*What the task requires*.
Omit all pictures. Copy the rest of the material exactly.
##############################
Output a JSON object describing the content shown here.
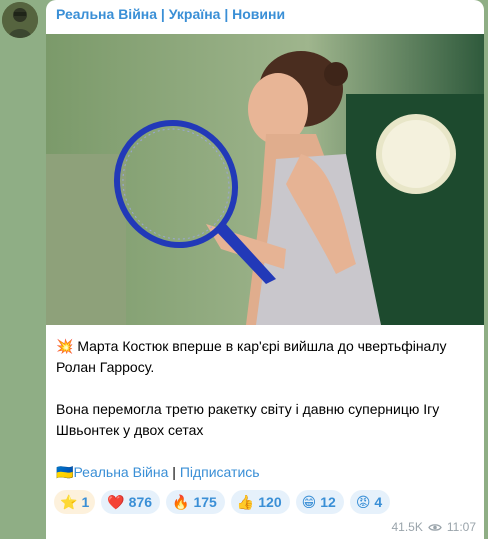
{
  "channel": {
    "name": "Реальна Війна | Україна | Новини"
  },
  "post": {
    "line1_emoji": "💥",
    "line1": "Марта Костюк вперше в кар'єрі вийшла до чвертьфіналу Ролан Гарросу.",
    "line2": "Вона перемогла третю ракетку світу і давню суперницю Ігу Швьонтек у двох сетах",
    "footer_flag": "🇺🇦",
    "footer_link1": "Реальна Війна",
    "footer_sep": "|",
    "footer_link2": "Підписатись"
  },
  "reactions": [
    {
      "emoji": "⭐",
      "count": "1",
      "icon": "star-icon"
    },
    {
      "emoji": "❤️",
      "count": "876",
      "icon": "heart-icon"
    },
    {
      "emoji": "🔥",
      "count": "175",
      "icon": "fire-icon"
    },
    {
      "emoji": "👍",
      "count": "120",
      "icon": "thumbs-up-icon"
    },
    {
      "emoji": "😁",
      "count": "12",
      "icon": "grin-icon"
    },
    {
      "emoji": "😡",
      "count": "4",
      "icon": "angry-icon"
    }
  ],
  "meta": {
    "views": "41.5K",
    "time": "11:07"
  },
  "colors": {
    "link": "#3a8fd6",
    "background": "#8fae85"
  }
}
##############################
*Task result*.
Output a JSON object describing the content shown here.
{
  "channel": {
    "name": "Реальна Війна | Україна | Новини"
  },
  "post": {
    "line1_emoji": "💥",
    "line1": "Марта Костюк вперше в кар'єрі вийшла до чвертьфіналу Ролан Гарросу.",
    "line2": "Вона перемогла третю ракетку світу і давню суперницю Ігу Швьонтек у двох сетах",
    "footer_flag": "🇺🇦",
    "footer_link1": "Реальна Війна",
    "footer_sep": "|",
    "footer_link2": "Підписатись"
  },
  "reactions": [
    {
      "emoji": "⭐",
      "count": "1",
      "icon": "star-icon"
    },
    {
      "emoji": "❤️",
      "count": "876",
      "icon": "heart-icon"
    },
    {
      "emoji": "🔥",
      "count": "175",
      "icon": "fire-icon"
    },
    {
      "emoji": "👍",
      "count": "120",
      "icon": "thumbs-up-icon"
    },
    {
      "emoji": "😁",
      "count": "12",
      "icon": "grin-icon"
    },
    {
      "emoji": "😡",
      "count": "4",
      "icon": "angry-icon"
    }
  ],
  "meta": {
    "views": "41.5K",
    "time": "11:07"
  },
  "colors": {
    "link": "#3a8fd6",
    "background": "#8fae85"
  }
}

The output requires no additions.